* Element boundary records
⟨

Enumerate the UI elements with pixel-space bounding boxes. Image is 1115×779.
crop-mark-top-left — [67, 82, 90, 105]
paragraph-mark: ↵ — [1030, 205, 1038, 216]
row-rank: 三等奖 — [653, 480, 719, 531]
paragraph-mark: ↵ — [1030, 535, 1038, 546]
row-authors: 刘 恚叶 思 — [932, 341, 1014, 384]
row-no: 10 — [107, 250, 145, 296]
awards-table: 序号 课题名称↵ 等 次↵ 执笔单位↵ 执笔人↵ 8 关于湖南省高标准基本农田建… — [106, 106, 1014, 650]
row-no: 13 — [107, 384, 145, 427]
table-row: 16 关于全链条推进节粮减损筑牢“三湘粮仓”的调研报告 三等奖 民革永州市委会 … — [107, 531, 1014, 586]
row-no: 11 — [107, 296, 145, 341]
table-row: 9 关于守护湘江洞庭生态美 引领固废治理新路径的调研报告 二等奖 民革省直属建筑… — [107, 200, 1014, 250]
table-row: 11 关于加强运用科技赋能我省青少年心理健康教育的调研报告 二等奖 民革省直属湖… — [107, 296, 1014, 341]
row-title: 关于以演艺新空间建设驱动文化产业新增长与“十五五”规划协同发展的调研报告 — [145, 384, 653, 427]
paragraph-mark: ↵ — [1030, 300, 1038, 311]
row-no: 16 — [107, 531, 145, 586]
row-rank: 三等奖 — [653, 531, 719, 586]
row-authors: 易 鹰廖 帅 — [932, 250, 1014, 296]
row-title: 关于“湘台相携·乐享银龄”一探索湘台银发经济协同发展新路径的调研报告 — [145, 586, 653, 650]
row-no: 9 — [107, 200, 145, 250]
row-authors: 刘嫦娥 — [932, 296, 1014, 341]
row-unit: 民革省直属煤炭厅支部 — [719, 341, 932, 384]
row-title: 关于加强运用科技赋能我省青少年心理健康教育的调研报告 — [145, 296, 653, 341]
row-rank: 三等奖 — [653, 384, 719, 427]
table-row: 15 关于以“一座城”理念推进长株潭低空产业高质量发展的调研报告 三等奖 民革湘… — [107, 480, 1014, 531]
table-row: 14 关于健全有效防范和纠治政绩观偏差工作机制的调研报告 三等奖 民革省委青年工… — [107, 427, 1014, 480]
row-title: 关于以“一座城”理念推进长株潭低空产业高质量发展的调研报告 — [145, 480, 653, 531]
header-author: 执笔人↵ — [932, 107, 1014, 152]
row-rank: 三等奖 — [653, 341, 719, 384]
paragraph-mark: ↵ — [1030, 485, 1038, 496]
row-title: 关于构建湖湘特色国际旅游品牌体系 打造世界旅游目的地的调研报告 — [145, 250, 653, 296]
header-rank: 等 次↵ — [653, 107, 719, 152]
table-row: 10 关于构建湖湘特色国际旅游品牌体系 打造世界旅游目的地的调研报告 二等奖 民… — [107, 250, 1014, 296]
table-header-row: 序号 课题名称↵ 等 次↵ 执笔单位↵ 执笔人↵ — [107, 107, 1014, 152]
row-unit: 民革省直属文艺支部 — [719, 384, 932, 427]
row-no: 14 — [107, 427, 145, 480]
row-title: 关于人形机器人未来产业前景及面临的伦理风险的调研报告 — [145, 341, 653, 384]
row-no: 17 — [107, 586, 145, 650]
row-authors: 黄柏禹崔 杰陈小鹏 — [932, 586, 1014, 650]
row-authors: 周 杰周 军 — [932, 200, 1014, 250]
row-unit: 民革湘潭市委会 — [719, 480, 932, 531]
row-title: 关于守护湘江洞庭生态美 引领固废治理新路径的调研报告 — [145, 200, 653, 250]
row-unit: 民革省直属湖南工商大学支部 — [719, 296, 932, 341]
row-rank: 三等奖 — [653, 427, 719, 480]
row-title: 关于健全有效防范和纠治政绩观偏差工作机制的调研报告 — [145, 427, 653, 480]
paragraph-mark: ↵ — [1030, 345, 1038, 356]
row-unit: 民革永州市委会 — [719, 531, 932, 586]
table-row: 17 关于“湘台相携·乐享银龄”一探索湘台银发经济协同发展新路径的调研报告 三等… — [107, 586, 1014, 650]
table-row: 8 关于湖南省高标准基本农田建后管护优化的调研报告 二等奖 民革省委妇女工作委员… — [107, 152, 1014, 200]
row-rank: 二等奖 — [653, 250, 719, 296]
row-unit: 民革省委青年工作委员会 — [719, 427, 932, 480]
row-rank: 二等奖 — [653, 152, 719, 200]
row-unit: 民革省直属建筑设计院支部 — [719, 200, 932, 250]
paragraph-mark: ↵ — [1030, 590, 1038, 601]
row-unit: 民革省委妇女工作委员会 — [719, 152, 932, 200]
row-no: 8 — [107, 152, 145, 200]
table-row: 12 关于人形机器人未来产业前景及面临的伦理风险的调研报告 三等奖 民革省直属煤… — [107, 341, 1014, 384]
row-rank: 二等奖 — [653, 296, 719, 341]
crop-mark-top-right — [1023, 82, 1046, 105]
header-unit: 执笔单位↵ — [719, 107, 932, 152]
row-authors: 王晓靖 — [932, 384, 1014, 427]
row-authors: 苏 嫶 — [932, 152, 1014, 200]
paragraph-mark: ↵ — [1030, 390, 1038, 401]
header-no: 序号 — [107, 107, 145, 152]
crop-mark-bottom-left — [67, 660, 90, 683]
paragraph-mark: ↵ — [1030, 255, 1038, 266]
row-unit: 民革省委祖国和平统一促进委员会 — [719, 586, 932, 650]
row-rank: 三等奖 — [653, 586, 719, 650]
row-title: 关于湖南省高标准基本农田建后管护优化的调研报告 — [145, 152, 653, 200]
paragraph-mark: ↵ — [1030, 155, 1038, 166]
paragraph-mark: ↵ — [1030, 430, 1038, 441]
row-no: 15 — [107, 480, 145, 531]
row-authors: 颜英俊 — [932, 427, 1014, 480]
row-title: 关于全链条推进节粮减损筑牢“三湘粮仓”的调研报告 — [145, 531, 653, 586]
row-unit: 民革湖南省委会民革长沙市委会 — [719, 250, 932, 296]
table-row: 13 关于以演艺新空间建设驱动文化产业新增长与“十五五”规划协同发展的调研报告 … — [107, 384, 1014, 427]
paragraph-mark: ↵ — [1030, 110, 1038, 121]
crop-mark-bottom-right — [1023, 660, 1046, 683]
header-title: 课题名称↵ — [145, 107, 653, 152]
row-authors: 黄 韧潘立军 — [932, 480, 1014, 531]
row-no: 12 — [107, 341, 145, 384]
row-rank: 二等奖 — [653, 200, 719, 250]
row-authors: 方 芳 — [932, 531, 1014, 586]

⟩

Render the lines of the listing above as a numbered list, leaving out any blank lines. Begin with the first line of the listing and continue through the line containing "row-no: 10 — [107, 250, 145, 296]", including both ends.

1. Enumerate the UI elements with pixel-space bounding boxes. Image is 1115×779.
2. crop-mark-top-left — [67, 82, 90, 105]
3. paragraph-mark: ↵ — [1030, 205, 1038, 216]
4. row-rank: 三等奖 — [653, 480, 719, 531]
5. paragraph-mark: ↵ — [1030, 535, 1038, 546]
6. row-authors: 刘 恚叶 思 — [932, 341, 1014, 384]
7. row-no: 10 — [107, 250, 145, 296]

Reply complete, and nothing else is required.